**Your goal**
Output the Dgraph feedback post word for word, starting at "All that aside, you" and stopping after "of the park.".

**Selected text**
I personally use Dgraph as my database. And I feel most people wanting to explore with it will do the same. However, I know this isn’t the case if I was to use it at my work. We would want to use as an interface for some of our databases, and if we liked it then maybe look at using it more as a database (if it made sense too).
I have also not really explored the DQL aspect of Dgraph. Mostly due to it (from what I can tell) not a transferable skill. If I decide to move away from Dgraph then I can take my GraphQL schema and all of my queries/mutations along with me (with some exceptions naturally).
All that aside, you have done a wonderful job @mrjn (and the entire team) in creating a very compelling product. Excited to see what’s ahead!
Thanks for giving us the opportunity to give direct feedback like this, it’s really valuable. You really should join the Discord, because there’s a lot of important conversations going on (mostly around how Dgraphers can help Dgraph succeed) and it’d be great to have your input! Click the link below:
In response to your questions:
No, the performance is insane. So good that I have to look at logs to verify that the request actually went through because there was no discernible latency. Currently not working with a lot of data though, although compared with literally anything else I’ve ever used, Dgraph completely knocks it out of the park.

**Data segment**
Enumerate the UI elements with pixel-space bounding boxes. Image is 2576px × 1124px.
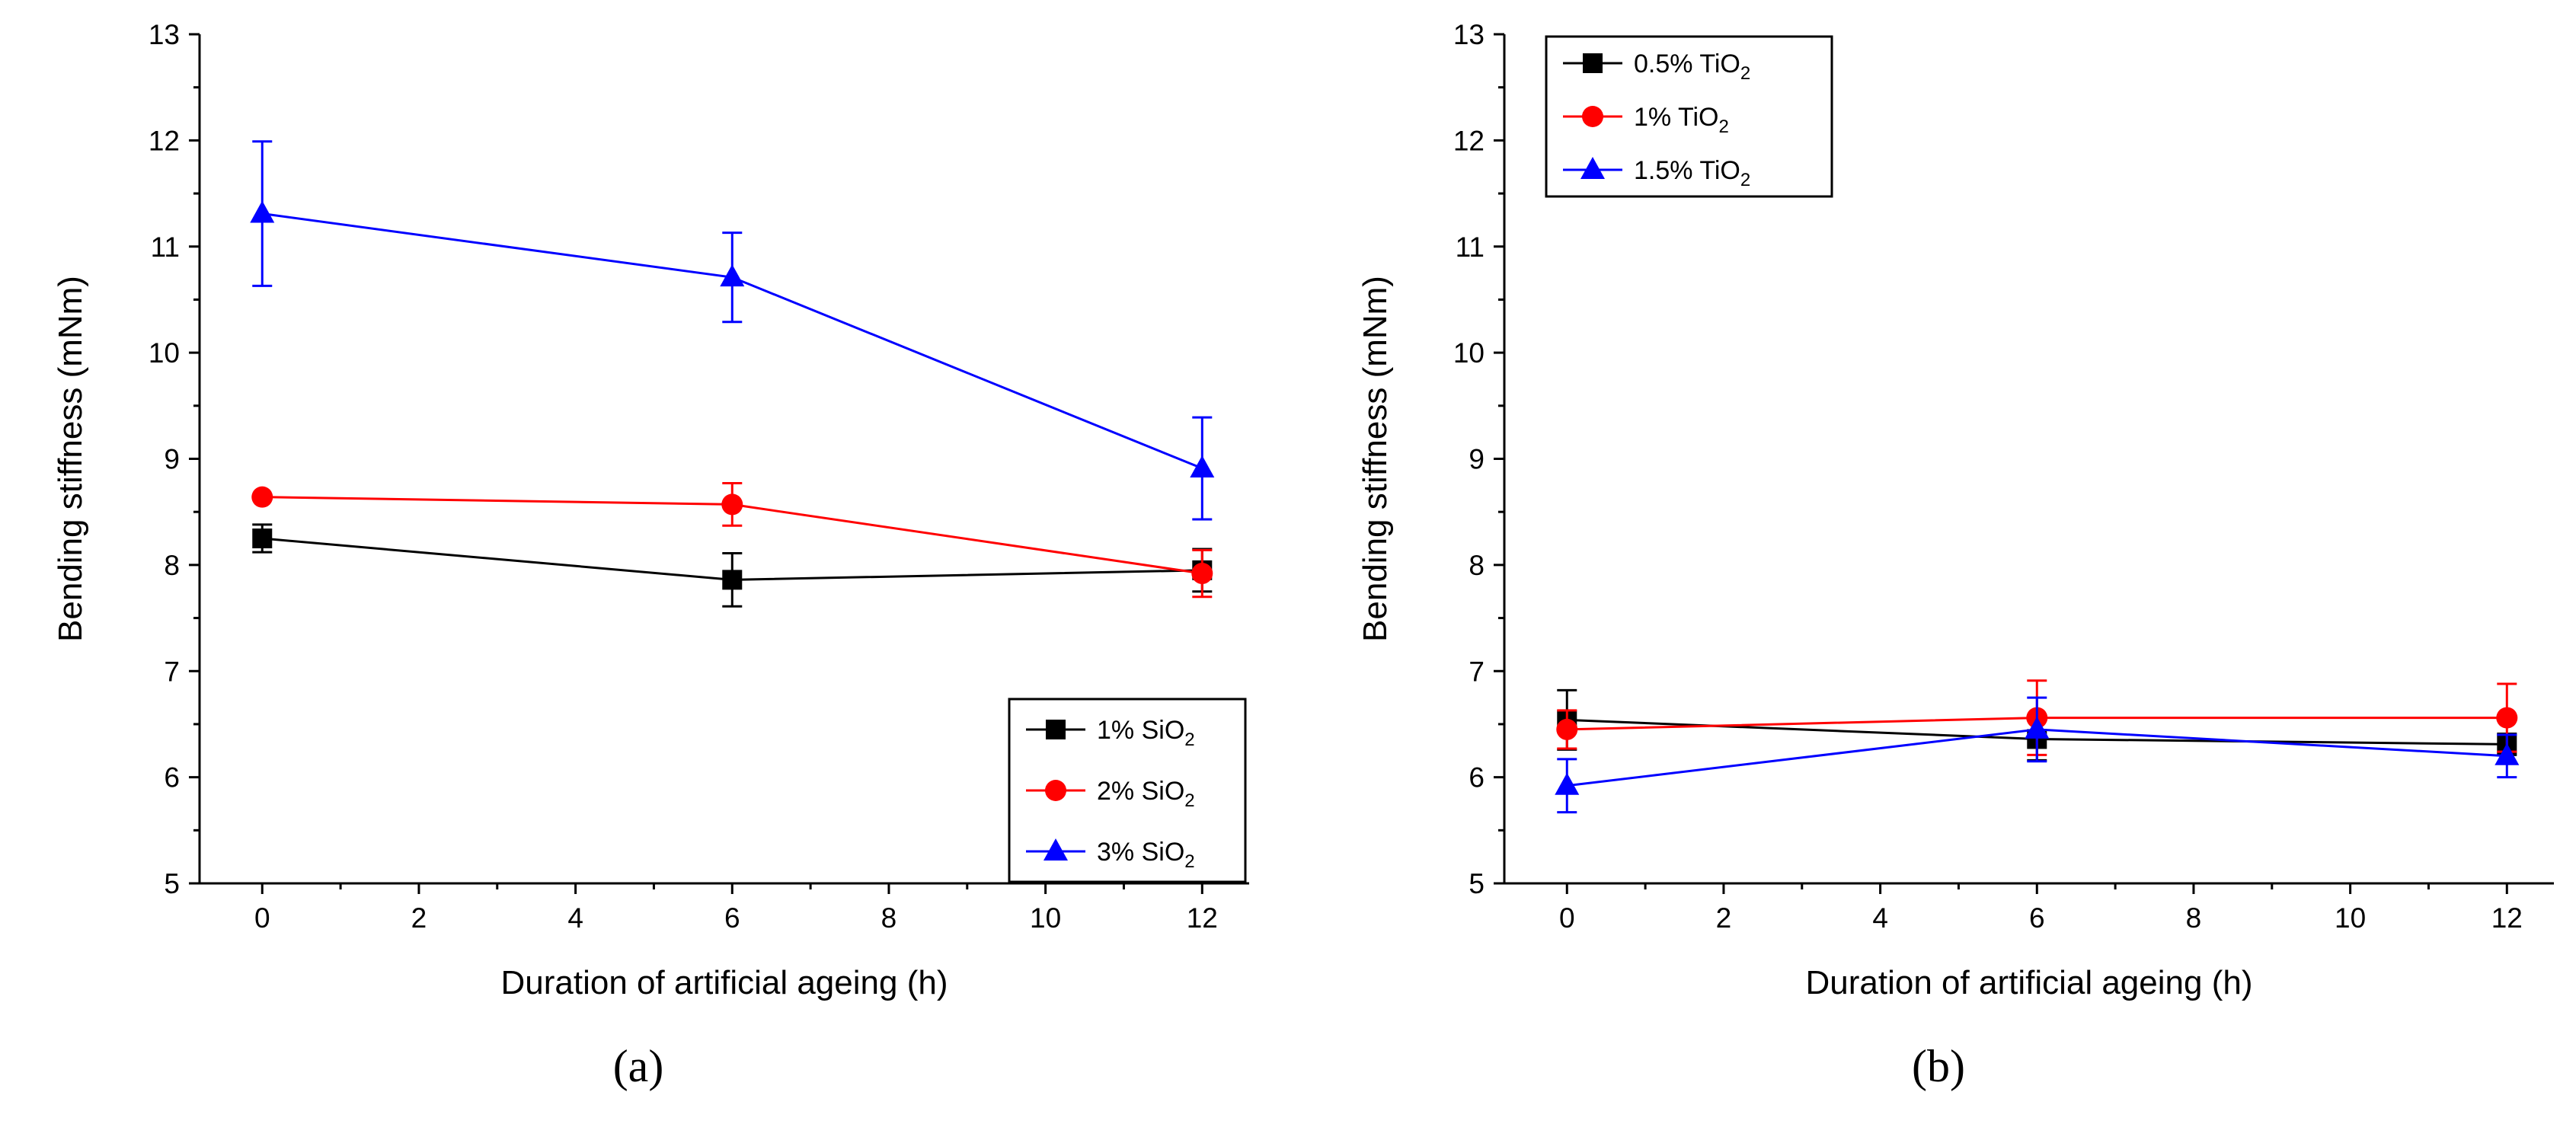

**The response**
All that aside, you have done a wonderful job @mrjn (and the entire team) in creating a very compelling product. Excited to see what’s ahead!
Thanks for giving us the opportunity to give direct feedback like this, it’s really valuable. You really should join the Discord, because there’s a lot of important conversations going on (mostly around how Dgraphers can help Dgraph succeed) and it’d be great to have your input! Click the link below:
In response to your questions:
No, the performance is insane. So good that I have to look at logs to verify that the request actually went through because there was no discernible latency. Currently not working with a lot of data though, although compared with literally anything else I’ve ever used, Dgraph completely knocks it out of the park.